EXCERPTED RECORDS:
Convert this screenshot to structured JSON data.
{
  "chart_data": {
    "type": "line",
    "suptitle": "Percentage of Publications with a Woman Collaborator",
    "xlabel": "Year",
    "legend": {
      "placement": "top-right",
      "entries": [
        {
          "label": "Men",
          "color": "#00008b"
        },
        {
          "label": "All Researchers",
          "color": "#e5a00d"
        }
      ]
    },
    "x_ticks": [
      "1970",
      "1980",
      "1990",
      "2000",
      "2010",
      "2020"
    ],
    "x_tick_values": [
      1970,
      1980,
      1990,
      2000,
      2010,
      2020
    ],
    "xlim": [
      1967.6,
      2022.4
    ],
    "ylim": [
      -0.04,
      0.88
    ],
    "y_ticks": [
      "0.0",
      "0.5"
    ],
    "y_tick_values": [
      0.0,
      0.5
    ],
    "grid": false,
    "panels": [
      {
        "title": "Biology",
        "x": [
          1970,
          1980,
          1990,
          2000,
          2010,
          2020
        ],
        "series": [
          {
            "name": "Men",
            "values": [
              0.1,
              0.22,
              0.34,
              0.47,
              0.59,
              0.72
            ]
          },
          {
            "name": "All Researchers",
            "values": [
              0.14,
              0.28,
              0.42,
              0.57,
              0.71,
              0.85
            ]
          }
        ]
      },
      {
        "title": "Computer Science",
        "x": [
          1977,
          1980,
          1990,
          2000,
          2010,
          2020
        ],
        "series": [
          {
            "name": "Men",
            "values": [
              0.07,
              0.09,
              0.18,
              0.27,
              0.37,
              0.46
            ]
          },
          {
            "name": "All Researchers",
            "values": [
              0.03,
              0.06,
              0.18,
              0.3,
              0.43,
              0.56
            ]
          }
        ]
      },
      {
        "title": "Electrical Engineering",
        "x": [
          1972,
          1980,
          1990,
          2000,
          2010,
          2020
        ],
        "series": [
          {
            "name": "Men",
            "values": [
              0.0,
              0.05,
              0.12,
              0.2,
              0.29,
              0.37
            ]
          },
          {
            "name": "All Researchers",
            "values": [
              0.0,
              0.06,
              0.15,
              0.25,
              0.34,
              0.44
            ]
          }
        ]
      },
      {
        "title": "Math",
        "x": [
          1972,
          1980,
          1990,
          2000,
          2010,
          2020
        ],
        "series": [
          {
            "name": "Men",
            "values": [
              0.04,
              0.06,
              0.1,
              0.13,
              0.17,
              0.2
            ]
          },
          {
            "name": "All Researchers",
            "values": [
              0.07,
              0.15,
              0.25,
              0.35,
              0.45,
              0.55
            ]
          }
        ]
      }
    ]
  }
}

* * *

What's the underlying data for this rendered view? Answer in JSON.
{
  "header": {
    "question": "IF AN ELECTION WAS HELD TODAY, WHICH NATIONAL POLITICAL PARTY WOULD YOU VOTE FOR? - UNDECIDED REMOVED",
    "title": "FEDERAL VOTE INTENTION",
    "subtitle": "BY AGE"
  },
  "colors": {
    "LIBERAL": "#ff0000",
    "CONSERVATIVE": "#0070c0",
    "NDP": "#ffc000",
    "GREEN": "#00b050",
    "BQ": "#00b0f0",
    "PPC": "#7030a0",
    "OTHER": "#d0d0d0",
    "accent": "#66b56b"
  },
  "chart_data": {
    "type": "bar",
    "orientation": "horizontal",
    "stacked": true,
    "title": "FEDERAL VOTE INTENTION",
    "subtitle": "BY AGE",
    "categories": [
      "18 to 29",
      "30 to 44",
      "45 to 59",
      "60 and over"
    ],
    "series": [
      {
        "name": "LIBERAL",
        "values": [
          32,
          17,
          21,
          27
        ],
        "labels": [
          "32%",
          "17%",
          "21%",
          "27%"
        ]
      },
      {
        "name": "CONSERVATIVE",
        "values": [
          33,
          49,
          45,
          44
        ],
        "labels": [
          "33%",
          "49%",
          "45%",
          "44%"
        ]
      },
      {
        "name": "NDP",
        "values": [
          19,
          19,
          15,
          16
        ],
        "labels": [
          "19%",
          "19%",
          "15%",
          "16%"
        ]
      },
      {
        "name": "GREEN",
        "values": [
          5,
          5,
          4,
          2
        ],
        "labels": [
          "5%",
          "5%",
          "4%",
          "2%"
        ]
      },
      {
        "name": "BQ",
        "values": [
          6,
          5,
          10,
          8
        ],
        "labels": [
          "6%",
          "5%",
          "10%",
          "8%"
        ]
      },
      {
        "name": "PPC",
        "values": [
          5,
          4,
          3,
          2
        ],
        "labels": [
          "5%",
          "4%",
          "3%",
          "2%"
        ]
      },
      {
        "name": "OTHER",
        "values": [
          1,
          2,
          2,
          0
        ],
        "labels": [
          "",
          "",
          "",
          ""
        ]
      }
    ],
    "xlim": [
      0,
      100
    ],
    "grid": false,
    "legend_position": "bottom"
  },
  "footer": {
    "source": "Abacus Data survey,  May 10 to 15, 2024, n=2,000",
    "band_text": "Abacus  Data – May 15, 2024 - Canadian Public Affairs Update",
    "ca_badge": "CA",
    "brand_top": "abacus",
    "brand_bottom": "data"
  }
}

EXERCISE DIRECTIONS: How many of the lines above contain the string "CONSERVATIVE"? Give the number only.

ANSWER TO THE EXERCISE: 2